─── Records supplied ───

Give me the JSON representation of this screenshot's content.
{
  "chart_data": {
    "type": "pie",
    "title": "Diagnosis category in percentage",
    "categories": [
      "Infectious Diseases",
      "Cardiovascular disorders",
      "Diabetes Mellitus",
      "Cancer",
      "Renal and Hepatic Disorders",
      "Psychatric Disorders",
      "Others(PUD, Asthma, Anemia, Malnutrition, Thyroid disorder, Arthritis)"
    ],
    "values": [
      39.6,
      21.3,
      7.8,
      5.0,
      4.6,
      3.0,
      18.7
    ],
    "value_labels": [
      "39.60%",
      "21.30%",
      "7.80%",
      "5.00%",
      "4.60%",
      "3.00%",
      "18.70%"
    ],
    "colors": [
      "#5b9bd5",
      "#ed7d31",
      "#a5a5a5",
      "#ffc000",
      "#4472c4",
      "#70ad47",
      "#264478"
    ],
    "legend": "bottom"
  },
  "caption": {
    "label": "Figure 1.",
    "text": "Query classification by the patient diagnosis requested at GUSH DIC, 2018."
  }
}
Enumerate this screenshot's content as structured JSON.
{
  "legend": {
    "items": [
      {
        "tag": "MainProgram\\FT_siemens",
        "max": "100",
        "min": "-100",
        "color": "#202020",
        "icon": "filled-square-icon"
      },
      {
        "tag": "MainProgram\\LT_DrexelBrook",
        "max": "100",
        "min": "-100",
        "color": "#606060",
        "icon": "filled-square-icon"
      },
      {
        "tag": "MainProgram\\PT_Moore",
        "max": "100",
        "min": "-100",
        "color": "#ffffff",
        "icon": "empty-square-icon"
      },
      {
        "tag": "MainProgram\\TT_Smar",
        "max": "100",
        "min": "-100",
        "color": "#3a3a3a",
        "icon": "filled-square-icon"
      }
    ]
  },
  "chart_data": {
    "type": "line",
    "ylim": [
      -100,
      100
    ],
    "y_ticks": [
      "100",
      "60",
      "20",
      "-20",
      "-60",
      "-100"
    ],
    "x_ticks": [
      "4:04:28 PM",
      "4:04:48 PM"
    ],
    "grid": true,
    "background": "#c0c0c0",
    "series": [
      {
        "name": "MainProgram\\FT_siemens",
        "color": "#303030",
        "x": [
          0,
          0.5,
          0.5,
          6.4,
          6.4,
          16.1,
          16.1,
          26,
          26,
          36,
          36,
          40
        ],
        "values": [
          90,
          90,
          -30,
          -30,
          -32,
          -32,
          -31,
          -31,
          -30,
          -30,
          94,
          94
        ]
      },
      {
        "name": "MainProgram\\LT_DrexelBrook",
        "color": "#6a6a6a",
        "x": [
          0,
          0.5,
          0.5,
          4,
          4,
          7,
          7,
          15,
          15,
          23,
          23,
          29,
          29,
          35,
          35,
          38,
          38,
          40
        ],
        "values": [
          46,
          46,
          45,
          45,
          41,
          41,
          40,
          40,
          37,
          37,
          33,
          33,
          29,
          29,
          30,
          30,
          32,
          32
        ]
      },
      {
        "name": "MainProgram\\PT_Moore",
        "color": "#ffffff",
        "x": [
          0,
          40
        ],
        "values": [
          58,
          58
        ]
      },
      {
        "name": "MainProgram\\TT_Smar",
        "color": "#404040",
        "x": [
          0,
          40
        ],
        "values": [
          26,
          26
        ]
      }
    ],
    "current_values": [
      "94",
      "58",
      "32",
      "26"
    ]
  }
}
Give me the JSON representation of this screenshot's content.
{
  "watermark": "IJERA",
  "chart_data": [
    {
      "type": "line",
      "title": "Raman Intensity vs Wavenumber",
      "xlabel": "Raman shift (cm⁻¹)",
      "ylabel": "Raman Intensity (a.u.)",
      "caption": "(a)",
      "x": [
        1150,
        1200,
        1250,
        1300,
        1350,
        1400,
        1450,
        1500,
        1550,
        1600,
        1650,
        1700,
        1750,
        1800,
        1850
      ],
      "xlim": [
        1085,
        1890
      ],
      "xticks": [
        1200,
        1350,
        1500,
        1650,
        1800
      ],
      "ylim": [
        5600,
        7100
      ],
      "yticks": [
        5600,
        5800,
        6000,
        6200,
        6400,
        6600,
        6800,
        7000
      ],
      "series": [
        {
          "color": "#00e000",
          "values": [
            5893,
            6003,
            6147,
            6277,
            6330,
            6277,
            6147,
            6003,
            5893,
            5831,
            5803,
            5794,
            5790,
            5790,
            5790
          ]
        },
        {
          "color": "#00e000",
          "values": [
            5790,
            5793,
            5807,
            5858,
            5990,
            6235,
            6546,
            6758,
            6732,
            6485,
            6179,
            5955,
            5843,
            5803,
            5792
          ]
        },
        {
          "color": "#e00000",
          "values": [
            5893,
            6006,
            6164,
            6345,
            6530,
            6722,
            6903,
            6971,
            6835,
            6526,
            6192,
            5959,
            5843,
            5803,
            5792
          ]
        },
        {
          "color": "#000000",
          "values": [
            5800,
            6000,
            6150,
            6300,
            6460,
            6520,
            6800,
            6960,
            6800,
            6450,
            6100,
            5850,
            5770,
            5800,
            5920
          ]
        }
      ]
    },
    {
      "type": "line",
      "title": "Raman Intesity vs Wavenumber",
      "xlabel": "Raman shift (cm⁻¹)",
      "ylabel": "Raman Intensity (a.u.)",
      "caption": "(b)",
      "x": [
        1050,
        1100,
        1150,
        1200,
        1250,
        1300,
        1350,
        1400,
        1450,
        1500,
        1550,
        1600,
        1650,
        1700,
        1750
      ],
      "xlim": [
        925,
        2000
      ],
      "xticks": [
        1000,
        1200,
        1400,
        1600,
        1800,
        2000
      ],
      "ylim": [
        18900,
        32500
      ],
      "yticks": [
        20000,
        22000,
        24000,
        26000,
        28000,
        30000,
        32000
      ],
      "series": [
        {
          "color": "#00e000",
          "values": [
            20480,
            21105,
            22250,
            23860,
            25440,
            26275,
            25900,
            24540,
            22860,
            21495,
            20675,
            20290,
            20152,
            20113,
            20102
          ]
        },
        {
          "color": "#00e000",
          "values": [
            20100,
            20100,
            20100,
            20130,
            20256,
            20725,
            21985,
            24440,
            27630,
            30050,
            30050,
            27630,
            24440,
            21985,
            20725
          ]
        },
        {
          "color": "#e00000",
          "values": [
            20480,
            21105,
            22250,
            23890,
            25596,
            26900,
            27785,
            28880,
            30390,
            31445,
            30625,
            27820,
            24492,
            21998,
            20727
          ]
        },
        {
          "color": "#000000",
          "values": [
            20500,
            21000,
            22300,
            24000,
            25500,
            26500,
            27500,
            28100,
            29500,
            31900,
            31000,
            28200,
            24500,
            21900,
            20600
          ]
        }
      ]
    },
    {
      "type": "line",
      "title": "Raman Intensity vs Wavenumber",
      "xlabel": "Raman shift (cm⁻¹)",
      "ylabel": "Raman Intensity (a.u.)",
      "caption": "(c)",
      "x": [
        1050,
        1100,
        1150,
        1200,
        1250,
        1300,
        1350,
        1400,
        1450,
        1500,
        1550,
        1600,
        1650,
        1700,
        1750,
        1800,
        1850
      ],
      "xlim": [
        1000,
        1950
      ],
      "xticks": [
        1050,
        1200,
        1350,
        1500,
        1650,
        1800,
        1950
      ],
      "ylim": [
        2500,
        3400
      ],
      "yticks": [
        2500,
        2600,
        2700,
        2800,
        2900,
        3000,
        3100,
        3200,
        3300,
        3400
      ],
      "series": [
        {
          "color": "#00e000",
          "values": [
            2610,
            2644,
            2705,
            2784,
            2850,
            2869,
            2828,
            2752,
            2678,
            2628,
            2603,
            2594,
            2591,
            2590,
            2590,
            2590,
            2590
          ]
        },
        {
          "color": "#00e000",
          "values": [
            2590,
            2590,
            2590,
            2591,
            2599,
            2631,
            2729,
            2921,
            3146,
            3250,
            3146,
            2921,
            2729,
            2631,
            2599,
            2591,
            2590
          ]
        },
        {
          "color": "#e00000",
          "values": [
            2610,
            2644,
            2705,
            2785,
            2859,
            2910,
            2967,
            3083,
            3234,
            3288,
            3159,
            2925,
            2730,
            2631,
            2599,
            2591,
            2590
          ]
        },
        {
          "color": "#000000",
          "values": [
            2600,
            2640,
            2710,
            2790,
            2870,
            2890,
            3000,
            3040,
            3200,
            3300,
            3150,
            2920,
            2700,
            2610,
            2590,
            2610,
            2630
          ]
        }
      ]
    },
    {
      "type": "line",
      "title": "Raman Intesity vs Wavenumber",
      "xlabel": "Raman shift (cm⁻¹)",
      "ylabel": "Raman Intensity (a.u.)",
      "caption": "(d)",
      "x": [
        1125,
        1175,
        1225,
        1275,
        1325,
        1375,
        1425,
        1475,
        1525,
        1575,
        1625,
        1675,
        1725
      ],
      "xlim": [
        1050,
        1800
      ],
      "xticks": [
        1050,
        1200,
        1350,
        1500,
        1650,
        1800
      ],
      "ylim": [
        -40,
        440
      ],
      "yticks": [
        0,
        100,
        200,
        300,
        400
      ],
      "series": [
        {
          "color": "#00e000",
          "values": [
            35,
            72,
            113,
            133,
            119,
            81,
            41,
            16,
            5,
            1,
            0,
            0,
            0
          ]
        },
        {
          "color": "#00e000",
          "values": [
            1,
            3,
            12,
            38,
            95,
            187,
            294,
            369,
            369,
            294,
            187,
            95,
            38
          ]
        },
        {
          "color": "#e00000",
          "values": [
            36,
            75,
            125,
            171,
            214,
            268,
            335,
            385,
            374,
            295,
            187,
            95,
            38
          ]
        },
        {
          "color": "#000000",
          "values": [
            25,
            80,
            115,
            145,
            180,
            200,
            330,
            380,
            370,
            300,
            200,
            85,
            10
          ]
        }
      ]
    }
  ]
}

───

- Short exercise
Extract each line from the listing that holds the word "caption".

- Answer to the problem
  "caption": {
      "caption": "(a)",
      "caption": "(b)",
      "caption": "(c)",
      "caption": "(d)",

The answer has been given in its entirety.